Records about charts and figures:
═══

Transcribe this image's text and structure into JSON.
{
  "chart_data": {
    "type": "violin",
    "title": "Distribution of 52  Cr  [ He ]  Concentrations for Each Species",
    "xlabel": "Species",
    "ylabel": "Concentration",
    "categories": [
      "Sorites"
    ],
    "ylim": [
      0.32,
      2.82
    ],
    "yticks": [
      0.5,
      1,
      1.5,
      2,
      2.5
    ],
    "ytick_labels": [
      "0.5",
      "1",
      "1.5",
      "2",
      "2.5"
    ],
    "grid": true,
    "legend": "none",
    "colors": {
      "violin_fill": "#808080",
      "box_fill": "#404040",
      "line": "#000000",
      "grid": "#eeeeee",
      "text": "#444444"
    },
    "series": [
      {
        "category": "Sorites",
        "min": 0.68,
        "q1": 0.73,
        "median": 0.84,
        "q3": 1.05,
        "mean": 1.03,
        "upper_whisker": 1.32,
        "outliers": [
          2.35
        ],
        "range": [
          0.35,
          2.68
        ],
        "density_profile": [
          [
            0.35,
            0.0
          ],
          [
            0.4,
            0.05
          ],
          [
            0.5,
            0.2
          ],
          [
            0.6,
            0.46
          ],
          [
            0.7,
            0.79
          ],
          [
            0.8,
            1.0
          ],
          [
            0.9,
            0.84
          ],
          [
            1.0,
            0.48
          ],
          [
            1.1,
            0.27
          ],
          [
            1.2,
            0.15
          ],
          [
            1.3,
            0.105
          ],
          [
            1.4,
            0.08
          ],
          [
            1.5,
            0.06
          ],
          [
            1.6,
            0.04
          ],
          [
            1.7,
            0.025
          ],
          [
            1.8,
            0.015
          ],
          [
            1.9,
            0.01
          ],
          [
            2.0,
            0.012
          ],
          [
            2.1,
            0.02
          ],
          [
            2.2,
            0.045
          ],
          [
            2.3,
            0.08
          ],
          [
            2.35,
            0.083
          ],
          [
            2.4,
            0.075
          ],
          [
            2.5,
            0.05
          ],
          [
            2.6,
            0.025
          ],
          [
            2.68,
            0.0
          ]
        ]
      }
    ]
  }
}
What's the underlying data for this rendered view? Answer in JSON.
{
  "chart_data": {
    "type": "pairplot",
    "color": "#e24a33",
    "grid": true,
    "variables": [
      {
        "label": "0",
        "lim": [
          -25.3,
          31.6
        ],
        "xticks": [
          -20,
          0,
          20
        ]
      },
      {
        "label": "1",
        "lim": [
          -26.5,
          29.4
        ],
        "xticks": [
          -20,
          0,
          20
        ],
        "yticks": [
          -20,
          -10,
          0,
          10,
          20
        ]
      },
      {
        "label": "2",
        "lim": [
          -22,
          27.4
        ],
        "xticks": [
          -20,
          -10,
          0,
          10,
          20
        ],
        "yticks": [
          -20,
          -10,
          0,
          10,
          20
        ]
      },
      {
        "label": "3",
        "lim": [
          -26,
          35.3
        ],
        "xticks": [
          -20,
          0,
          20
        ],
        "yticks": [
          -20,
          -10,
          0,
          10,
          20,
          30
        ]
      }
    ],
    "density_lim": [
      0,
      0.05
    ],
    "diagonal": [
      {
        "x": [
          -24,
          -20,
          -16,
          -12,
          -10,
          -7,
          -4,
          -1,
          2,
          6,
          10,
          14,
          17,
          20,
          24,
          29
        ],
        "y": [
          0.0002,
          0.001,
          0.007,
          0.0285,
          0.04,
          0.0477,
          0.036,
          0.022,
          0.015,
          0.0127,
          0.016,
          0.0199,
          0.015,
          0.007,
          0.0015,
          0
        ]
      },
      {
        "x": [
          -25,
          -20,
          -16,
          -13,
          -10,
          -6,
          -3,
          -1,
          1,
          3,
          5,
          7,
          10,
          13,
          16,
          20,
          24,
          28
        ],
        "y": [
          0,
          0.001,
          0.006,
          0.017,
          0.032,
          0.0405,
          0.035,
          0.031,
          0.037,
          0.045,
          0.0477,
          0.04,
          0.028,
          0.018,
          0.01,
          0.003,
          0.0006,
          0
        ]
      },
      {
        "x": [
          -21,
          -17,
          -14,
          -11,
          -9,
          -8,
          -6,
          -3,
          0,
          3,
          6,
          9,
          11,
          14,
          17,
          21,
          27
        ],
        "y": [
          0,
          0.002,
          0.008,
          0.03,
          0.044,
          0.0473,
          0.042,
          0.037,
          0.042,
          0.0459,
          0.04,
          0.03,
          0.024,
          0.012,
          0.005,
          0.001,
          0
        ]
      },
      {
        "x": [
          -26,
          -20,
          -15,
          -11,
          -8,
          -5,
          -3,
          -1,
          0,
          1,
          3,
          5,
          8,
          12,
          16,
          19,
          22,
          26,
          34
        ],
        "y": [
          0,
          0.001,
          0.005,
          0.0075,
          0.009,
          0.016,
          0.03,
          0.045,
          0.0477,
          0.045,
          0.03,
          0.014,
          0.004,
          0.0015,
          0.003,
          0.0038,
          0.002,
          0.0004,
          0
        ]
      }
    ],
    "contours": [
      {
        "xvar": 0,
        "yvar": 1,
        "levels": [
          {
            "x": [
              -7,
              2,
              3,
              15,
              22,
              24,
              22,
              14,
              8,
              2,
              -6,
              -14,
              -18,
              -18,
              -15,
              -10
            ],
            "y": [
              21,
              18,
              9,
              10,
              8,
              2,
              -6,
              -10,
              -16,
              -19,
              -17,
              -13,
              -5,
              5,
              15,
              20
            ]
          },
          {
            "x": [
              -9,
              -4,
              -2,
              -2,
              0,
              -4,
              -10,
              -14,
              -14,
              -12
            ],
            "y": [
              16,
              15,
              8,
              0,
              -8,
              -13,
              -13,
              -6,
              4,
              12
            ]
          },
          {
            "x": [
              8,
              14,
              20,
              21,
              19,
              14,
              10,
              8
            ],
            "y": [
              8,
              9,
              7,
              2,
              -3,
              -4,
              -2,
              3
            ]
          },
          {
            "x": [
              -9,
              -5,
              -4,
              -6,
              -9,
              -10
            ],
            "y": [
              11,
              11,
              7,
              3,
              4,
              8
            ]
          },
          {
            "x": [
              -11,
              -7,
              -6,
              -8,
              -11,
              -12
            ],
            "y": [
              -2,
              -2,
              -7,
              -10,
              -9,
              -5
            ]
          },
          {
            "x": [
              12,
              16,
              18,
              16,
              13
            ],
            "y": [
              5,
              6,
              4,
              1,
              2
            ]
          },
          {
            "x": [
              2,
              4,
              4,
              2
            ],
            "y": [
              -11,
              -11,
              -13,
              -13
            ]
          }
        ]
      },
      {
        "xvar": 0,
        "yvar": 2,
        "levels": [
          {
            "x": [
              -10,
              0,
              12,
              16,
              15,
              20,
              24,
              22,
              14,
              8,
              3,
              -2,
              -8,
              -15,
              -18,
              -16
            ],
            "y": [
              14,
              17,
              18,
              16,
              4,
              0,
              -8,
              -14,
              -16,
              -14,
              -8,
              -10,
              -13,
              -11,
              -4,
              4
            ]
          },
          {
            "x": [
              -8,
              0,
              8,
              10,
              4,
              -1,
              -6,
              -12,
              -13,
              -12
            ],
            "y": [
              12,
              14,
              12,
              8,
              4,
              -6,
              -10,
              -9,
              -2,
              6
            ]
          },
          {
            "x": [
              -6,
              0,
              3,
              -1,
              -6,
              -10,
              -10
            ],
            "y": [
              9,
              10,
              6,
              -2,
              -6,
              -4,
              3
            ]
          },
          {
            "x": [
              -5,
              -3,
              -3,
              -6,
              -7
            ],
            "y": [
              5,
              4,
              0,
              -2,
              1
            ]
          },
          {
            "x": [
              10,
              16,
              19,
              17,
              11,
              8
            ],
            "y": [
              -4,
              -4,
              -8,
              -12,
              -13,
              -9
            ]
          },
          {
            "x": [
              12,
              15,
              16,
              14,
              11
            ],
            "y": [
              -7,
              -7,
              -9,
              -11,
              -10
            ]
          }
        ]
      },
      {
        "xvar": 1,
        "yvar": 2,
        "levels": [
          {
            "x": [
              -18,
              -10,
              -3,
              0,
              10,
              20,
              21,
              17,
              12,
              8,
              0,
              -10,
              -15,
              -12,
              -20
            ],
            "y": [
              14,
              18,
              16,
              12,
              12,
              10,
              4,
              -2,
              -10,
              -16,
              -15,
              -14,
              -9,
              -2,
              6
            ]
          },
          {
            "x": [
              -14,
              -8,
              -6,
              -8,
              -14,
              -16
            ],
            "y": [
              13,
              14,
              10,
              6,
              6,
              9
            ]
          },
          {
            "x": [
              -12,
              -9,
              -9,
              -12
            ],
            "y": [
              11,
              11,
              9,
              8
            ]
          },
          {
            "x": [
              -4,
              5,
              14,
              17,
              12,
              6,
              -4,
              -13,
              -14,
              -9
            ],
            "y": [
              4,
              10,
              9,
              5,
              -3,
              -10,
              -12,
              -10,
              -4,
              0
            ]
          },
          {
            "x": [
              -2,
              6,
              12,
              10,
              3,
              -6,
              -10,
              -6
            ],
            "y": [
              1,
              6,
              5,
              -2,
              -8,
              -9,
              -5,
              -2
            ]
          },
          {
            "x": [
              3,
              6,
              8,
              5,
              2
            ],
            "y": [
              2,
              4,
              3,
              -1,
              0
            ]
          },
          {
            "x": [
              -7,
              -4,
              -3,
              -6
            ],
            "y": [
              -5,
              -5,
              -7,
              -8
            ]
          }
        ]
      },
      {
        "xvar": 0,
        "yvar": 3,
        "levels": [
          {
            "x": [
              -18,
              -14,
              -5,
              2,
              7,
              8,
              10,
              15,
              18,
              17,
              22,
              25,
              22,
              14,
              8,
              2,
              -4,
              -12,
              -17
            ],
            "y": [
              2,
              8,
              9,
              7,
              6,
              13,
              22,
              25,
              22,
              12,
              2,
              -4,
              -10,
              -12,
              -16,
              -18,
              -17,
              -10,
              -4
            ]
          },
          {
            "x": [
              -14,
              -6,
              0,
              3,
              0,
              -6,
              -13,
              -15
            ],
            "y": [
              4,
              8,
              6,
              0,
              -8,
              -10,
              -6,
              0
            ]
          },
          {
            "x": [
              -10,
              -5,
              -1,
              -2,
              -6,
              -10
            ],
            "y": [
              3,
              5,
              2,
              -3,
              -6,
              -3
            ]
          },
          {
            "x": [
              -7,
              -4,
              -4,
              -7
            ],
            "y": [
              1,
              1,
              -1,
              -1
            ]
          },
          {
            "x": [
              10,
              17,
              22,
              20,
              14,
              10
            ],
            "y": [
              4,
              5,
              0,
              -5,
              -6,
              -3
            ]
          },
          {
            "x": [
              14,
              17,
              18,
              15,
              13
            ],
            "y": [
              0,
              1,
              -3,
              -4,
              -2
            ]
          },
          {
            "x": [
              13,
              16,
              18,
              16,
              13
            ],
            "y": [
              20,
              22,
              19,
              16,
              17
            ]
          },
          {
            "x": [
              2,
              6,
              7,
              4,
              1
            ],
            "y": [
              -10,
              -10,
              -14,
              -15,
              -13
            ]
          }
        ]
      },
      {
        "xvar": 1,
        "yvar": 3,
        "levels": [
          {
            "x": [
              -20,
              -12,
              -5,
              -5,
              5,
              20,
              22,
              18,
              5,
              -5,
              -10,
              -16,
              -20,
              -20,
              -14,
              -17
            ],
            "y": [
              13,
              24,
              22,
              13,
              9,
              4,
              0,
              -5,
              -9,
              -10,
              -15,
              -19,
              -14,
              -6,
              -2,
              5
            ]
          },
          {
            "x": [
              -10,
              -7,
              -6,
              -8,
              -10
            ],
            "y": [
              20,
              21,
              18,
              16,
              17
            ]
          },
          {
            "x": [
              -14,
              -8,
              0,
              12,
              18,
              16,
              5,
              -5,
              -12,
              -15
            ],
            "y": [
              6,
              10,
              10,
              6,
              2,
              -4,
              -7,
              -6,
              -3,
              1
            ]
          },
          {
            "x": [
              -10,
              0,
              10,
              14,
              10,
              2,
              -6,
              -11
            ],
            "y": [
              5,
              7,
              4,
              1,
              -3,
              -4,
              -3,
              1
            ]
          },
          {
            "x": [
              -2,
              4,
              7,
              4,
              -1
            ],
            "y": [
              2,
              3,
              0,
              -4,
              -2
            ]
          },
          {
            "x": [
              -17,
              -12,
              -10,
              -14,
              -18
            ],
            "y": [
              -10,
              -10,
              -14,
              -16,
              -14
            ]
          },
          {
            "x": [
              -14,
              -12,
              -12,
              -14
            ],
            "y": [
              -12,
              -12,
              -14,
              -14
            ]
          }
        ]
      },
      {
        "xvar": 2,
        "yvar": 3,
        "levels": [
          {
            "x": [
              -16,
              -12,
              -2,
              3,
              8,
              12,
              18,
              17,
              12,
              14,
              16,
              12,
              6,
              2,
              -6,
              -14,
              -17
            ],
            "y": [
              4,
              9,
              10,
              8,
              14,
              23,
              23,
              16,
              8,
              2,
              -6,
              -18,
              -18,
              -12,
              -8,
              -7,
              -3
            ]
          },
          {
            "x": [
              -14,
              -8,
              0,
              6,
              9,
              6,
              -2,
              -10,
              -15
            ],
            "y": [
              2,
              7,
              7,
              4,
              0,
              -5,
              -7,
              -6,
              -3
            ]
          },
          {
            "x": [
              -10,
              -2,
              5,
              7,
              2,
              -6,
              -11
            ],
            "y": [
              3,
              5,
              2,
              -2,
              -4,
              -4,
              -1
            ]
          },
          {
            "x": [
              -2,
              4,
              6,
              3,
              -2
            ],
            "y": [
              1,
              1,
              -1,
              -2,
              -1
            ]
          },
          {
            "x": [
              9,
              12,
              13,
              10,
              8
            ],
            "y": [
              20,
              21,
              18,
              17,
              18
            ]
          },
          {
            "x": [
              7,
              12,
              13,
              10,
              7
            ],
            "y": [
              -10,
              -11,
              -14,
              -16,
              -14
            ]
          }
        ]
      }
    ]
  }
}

═══

■ TASK TO COMPLETE: Pick out every line above that holds the word "text" and copy it.

■ EXERCISE RESPONSE:
Transcribe this image's text and structure into JSON.
      "text": "#444444"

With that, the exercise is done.